___ Records shown ___
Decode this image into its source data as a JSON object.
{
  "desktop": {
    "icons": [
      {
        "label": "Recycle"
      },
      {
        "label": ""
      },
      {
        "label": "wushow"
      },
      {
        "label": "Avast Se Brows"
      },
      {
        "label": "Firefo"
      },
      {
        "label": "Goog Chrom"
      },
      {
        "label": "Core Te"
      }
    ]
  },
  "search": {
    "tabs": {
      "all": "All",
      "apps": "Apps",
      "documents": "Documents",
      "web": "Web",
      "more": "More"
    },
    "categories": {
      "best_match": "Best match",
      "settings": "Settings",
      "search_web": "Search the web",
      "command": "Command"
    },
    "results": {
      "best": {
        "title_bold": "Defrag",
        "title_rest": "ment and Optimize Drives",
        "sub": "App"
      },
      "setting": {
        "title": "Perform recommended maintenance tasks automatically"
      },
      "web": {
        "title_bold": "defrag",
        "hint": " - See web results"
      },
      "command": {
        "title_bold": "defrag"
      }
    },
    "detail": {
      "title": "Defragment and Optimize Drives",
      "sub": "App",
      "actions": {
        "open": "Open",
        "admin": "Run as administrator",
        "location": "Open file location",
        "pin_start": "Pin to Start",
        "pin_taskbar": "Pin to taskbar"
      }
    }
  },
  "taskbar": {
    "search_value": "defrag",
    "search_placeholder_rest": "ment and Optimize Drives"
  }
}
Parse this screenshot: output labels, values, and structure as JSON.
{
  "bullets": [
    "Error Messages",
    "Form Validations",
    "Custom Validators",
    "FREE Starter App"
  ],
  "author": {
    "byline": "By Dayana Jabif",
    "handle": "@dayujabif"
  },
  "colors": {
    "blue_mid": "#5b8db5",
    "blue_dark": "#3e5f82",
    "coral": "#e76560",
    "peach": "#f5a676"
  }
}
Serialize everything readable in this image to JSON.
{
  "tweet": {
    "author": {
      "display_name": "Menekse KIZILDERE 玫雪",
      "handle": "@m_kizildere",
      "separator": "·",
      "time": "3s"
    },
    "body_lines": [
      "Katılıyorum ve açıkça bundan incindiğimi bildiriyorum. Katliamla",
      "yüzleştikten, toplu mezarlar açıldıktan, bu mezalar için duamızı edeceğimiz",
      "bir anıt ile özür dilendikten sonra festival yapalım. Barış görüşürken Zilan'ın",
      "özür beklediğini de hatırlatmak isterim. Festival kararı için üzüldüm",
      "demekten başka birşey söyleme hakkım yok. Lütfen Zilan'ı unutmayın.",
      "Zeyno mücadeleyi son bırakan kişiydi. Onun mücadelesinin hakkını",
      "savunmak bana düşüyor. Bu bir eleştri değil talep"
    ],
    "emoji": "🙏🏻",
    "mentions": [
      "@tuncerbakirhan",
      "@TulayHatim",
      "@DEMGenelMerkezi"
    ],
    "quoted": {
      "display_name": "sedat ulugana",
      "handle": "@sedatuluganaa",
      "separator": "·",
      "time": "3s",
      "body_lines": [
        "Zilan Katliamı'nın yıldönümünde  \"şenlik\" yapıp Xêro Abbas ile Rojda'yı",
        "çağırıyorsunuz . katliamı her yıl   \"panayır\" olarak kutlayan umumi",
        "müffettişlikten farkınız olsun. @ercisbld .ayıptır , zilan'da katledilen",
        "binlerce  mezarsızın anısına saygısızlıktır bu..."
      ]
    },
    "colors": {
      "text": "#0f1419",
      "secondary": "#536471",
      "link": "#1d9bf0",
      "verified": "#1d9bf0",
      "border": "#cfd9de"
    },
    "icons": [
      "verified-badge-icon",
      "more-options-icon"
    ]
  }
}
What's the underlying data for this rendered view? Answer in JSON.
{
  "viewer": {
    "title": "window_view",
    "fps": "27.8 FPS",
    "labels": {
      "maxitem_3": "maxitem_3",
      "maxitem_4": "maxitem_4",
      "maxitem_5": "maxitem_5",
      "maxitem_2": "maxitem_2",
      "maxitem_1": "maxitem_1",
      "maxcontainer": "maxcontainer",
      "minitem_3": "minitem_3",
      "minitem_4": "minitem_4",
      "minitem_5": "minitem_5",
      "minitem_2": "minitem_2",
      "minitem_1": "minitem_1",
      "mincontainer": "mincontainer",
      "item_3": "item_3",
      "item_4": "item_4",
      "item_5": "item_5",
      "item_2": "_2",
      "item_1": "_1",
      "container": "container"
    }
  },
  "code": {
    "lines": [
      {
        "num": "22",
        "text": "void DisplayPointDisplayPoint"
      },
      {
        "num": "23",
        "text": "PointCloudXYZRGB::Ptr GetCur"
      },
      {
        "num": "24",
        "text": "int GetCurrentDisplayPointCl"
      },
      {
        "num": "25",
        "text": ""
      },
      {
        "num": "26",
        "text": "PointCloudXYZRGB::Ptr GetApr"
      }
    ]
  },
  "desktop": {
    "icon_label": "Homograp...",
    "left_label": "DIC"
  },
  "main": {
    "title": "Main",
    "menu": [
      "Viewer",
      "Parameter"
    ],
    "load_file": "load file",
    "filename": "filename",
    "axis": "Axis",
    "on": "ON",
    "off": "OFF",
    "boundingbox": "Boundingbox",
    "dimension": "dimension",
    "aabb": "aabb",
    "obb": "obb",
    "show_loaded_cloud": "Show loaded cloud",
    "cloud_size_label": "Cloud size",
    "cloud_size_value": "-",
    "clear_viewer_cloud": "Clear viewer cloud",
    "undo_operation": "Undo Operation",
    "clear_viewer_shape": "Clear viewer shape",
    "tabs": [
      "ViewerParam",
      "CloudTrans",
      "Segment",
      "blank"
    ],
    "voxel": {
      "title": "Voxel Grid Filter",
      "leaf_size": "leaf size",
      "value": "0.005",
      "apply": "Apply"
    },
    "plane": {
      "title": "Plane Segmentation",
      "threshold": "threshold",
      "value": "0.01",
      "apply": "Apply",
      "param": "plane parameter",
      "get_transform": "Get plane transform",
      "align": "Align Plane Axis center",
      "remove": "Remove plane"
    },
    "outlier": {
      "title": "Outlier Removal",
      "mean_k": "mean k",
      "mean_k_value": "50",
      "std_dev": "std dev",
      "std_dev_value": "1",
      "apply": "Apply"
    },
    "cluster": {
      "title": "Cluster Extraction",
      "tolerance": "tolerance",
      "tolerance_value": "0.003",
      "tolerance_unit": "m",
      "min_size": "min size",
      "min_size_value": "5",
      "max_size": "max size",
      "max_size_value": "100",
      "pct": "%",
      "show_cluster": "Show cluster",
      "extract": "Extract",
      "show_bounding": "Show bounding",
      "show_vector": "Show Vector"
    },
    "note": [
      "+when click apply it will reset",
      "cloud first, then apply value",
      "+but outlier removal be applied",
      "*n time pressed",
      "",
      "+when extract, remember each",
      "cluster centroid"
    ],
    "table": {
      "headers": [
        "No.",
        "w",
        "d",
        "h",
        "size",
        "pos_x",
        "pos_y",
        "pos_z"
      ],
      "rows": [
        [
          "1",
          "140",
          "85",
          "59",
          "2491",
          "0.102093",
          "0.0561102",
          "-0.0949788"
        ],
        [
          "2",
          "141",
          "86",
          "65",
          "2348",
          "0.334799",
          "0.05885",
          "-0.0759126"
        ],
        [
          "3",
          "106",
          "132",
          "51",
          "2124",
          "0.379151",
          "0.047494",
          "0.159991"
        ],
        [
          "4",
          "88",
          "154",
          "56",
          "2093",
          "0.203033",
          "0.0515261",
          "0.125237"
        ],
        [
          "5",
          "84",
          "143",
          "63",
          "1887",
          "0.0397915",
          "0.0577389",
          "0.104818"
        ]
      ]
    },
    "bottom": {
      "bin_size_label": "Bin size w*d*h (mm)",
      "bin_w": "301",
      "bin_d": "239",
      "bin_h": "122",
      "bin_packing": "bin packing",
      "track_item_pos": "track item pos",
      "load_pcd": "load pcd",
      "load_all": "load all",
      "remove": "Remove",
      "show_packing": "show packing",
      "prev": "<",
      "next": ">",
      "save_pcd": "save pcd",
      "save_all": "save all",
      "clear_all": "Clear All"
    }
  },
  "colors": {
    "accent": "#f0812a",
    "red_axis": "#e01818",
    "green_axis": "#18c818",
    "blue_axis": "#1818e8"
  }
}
___
Directions for this task - Count the lines that include the word "verified" and state the result as a bare number.

Solved problem - 2